Work to do: Report how many lines include the word "JSON", and nothing besides that number.

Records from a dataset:

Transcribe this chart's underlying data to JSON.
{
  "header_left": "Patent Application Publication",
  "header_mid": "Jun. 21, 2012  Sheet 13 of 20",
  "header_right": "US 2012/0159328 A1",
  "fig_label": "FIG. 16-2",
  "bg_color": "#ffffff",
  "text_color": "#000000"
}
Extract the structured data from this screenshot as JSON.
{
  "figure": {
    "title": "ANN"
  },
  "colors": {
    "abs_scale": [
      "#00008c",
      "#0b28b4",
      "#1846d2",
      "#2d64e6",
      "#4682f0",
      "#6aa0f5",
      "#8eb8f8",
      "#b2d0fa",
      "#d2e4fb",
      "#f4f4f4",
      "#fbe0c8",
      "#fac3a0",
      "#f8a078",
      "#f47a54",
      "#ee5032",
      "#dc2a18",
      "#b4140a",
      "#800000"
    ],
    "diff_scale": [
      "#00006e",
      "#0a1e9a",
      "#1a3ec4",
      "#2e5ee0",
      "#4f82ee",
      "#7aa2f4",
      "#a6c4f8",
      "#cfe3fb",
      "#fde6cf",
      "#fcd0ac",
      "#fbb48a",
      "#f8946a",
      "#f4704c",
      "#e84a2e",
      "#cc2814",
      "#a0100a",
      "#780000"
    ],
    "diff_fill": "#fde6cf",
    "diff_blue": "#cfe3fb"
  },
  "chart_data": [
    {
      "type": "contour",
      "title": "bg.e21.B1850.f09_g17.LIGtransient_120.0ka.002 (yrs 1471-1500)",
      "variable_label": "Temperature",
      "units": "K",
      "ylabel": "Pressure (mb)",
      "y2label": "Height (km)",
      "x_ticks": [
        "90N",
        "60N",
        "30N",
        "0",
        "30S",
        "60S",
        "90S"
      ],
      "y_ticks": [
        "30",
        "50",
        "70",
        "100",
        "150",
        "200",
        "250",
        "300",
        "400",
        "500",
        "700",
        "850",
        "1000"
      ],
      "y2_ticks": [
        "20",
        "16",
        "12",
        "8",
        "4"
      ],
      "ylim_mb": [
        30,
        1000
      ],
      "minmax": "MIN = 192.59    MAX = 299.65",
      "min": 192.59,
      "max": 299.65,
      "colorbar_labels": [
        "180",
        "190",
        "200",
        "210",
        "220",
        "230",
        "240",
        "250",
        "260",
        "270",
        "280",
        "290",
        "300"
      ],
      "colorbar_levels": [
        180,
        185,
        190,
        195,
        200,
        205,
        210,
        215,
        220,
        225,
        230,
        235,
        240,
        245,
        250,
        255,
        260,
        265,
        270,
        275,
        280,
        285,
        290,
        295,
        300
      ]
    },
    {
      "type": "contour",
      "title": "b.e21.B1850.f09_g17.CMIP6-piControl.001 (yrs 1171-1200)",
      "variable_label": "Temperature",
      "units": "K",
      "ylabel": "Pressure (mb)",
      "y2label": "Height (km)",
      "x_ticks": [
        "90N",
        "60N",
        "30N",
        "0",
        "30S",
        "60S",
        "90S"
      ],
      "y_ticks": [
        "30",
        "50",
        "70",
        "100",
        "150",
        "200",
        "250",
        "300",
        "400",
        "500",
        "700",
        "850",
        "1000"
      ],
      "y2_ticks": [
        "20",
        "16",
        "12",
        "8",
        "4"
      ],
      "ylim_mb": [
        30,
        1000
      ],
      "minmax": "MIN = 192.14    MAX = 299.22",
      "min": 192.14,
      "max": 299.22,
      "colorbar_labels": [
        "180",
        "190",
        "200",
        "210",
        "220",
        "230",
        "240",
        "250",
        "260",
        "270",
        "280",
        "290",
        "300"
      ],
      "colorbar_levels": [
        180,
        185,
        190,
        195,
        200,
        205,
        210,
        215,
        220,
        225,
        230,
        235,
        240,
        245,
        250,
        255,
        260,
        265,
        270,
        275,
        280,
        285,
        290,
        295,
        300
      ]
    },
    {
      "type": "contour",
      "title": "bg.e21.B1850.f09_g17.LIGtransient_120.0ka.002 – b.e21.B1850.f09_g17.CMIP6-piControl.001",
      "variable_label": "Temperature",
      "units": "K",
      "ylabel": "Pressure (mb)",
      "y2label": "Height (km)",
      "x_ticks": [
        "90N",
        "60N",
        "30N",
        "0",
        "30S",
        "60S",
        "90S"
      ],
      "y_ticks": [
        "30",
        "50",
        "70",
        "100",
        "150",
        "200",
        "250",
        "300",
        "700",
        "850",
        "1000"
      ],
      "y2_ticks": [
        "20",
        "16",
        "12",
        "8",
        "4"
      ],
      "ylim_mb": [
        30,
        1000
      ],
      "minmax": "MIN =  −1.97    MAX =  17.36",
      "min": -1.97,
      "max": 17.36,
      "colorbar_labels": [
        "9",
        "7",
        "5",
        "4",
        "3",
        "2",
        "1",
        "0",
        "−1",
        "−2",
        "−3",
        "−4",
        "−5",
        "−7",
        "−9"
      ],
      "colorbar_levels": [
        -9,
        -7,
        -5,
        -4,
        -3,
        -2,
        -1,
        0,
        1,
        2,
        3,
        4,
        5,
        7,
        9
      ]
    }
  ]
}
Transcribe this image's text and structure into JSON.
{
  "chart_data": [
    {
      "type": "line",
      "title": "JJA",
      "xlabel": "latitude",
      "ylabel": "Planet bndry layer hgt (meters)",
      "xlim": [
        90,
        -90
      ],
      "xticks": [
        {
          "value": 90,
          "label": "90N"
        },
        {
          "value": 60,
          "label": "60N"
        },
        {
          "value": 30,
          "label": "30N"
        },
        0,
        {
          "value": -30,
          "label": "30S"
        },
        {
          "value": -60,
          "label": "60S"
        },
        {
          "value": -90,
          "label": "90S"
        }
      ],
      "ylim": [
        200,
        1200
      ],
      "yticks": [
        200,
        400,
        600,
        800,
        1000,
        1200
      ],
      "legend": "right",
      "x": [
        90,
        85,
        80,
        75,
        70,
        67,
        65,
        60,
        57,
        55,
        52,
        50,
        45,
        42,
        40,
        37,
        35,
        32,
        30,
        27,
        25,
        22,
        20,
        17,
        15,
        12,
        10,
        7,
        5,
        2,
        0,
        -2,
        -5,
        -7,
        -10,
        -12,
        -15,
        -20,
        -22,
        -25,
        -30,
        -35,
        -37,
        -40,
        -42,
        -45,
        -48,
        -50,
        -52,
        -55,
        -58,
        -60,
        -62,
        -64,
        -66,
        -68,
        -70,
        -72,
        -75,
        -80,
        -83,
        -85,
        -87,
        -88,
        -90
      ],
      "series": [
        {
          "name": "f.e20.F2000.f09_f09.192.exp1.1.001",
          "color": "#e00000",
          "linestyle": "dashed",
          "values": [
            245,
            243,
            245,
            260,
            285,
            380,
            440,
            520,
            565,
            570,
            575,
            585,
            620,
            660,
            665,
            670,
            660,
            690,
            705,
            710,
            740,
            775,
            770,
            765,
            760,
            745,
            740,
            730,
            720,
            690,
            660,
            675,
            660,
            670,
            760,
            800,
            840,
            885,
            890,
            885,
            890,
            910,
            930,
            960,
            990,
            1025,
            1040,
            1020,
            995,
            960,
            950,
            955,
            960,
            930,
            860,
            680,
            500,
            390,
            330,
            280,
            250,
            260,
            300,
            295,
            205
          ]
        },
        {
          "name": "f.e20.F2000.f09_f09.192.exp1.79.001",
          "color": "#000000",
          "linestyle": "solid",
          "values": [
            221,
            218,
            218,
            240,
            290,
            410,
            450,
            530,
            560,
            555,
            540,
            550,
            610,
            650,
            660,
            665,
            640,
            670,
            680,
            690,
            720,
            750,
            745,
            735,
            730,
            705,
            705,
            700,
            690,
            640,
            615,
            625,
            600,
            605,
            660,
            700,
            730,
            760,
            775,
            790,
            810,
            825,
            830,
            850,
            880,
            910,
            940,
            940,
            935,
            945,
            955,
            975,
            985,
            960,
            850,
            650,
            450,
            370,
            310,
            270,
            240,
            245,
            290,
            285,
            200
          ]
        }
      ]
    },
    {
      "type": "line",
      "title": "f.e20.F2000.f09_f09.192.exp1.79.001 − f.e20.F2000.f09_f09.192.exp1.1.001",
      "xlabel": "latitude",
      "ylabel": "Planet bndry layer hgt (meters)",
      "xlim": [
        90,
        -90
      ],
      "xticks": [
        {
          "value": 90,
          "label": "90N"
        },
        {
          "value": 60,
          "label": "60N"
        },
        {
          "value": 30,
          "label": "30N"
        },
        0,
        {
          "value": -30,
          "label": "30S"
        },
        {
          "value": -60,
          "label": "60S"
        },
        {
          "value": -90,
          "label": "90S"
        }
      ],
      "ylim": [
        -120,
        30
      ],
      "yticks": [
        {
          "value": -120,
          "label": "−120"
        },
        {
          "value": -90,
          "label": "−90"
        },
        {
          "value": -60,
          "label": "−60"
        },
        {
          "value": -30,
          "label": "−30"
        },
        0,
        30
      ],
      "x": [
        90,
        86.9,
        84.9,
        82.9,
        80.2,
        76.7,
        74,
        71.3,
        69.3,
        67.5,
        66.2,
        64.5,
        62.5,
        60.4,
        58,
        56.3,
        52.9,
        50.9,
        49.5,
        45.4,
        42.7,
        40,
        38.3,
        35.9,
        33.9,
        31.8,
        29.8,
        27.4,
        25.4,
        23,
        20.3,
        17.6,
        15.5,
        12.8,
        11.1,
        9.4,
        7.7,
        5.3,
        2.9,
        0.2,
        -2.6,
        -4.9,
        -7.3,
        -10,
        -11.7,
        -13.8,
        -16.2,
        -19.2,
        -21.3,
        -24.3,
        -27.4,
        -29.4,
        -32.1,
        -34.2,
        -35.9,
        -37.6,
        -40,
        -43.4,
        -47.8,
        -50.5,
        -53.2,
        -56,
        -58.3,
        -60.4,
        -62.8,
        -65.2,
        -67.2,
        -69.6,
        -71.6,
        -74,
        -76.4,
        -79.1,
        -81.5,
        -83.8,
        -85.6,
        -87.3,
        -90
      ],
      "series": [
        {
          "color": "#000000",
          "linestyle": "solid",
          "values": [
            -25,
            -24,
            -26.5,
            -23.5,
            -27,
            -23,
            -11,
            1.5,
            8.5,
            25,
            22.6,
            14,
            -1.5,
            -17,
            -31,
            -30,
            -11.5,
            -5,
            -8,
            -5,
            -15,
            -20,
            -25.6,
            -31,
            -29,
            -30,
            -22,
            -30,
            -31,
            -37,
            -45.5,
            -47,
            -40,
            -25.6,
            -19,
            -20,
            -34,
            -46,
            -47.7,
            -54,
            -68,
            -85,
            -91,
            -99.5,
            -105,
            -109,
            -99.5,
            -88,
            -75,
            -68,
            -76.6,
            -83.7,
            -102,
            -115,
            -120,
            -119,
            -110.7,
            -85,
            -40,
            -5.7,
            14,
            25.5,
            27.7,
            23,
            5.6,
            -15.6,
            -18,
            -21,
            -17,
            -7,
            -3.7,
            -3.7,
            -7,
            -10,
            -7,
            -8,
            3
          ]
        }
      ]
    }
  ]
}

Output below: 3